# EXERCISE AIM
Copy whichever lines contain the string "color".

# ENTRIES SUPPLIED
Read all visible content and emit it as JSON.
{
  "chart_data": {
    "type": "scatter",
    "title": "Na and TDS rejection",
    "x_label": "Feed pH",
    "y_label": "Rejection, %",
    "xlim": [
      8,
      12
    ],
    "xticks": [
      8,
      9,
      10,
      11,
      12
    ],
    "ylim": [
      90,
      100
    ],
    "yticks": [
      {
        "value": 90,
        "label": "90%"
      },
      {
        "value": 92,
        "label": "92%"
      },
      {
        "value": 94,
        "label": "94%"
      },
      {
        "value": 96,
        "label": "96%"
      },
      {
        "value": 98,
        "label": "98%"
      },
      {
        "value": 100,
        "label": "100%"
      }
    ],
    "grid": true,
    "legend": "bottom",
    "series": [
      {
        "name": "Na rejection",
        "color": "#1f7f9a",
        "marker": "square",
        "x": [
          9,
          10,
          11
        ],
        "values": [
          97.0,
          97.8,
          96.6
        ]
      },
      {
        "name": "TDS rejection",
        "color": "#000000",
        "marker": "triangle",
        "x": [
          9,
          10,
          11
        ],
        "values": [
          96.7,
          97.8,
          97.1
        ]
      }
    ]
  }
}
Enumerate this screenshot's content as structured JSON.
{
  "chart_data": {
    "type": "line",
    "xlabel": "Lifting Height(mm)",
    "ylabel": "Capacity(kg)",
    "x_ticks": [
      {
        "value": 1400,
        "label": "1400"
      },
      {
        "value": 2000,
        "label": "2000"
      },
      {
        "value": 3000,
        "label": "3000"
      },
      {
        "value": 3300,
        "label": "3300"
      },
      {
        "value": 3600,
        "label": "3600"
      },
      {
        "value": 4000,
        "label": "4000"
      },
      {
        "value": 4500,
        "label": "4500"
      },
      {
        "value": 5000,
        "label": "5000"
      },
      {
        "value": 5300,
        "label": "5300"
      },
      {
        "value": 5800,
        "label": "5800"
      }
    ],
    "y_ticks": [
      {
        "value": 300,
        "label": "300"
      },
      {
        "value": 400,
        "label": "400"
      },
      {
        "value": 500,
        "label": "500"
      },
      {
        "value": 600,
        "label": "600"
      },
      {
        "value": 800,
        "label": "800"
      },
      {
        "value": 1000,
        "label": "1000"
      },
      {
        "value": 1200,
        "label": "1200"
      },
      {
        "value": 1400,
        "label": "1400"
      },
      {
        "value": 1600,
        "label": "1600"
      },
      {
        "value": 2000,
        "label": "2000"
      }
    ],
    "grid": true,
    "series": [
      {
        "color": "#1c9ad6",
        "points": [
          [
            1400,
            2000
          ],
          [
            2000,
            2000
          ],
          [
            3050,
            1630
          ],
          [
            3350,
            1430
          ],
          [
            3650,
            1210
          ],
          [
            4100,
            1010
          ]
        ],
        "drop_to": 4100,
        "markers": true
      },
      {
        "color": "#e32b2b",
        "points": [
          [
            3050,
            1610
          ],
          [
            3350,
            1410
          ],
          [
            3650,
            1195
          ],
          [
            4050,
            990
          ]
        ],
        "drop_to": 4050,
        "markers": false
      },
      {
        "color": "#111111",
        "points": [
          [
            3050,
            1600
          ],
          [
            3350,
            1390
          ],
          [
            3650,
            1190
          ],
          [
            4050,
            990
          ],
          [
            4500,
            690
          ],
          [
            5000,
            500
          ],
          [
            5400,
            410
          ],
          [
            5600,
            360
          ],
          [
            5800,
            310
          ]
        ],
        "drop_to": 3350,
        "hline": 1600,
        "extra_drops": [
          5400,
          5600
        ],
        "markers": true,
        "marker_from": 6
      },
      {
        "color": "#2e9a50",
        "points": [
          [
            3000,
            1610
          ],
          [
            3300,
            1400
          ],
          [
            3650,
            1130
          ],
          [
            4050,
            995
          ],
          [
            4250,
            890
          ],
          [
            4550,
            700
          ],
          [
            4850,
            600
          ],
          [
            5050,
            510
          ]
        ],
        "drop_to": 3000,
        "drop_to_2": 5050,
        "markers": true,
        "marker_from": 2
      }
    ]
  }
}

# RESULT
        "color": "#1f7f9a",
        "color": "#000000",
        "color": "#1c9ad6",
        "color": "#e32b2b",
        "color": "#111111",
        "color": "#2e9a50",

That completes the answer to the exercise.